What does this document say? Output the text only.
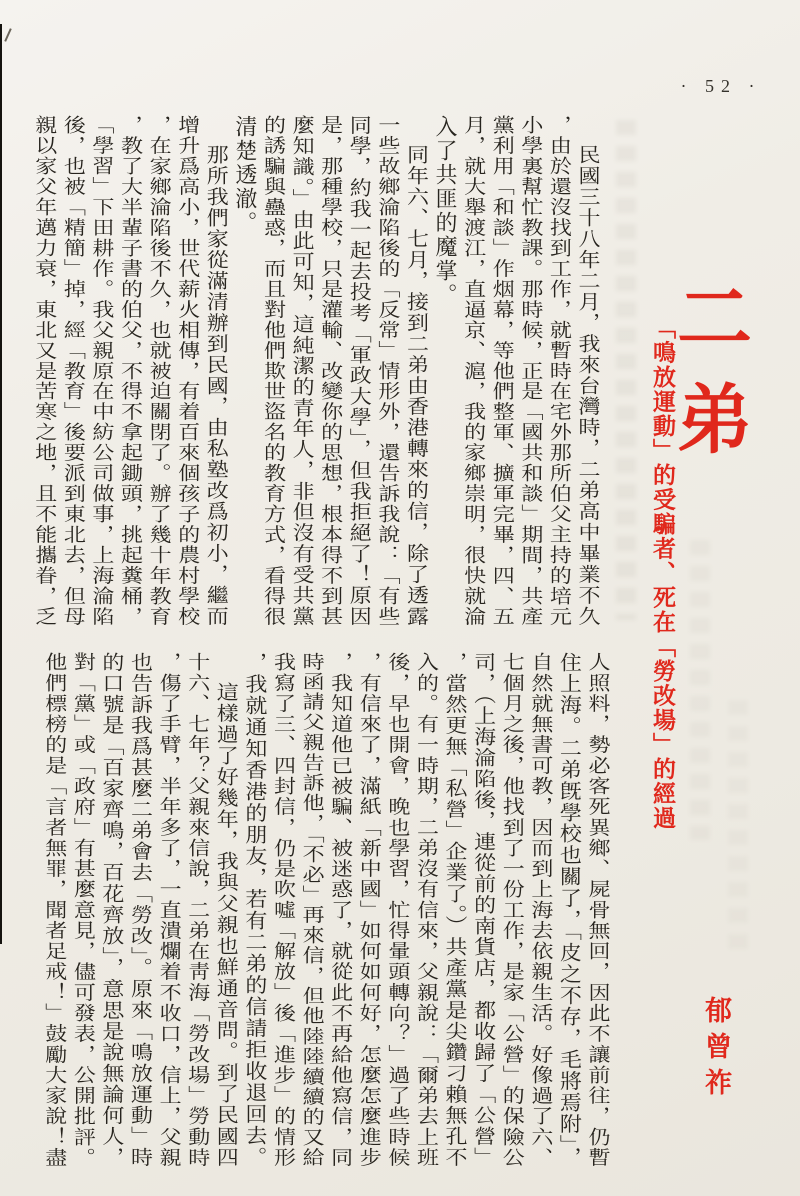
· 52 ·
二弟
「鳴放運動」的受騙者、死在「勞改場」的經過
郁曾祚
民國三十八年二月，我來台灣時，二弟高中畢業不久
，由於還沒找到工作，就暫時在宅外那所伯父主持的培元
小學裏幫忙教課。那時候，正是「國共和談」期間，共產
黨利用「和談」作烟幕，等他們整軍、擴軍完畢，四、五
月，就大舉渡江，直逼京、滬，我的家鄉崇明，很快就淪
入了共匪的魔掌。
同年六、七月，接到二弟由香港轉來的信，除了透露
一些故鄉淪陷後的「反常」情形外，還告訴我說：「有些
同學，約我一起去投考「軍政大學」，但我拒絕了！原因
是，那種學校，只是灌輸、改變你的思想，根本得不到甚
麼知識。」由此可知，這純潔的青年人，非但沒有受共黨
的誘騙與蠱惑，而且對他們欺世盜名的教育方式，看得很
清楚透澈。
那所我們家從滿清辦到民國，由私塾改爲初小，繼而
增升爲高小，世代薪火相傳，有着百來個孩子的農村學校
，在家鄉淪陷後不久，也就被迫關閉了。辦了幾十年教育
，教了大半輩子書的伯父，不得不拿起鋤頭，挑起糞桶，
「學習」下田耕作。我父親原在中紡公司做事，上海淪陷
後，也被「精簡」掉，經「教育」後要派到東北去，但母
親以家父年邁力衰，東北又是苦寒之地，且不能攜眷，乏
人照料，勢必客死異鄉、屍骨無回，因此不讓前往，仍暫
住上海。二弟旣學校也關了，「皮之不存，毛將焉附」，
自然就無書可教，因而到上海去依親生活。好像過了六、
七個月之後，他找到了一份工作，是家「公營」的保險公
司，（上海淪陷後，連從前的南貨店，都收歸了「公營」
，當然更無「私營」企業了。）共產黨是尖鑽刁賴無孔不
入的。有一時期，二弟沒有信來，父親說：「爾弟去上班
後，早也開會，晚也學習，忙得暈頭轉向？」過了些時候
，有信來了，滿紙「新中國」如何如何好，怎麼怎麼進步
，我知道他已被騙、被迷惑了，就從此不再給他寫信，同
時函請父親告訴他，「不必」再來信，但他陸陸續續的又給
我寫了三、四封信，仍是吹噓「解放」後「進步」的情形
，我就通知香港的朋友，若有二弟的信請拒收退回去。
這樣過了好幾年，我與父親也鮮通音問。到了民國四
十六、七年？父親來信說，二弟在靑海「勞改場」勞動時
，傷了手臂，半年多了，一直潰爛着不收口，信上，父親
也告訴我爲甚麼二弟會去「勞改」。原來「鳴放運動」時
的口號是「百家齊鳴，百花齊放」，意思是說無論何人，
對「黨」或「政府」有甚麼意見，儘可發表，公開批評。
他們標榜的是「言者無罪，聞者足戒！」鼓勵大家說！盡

══════

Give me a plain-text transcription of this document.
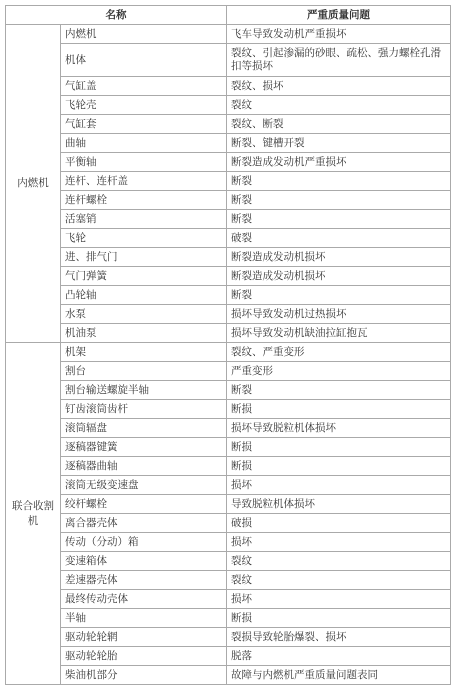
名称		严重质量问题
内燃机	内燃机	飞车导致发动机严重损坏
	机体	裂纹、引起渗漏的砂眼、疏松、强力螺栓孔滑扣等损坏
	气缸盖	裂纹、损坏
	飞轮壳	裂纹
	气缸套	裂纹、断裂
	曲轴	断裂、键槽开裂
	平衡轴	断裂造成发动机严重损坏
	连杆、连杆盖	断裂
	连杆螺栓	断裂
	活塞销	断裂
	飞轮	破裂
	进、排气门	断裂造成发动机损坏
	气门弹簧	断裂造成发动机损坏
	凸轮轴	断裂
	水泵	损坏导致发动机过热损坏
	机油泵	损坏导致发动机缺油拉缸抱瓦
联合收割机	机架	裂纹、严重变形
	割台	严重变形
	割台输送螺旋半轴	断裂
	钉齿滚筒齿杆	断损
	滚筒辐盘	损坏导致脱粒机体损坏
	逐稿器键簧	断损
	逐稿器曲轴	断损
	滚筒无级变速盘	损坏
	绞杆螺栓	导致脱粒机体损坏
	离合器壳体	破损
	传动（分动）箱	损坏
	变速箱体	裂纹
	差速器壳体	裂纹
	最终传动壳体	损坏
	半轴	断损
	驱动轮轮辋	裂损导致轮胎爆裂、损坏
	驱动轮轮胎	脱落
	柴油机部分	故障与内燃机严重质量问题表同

══════

- [PROMPT] State the number of lines holding the word "document" in the listing. Add nothing else.

- [RESPONSE TO THIS EXERCISE] 2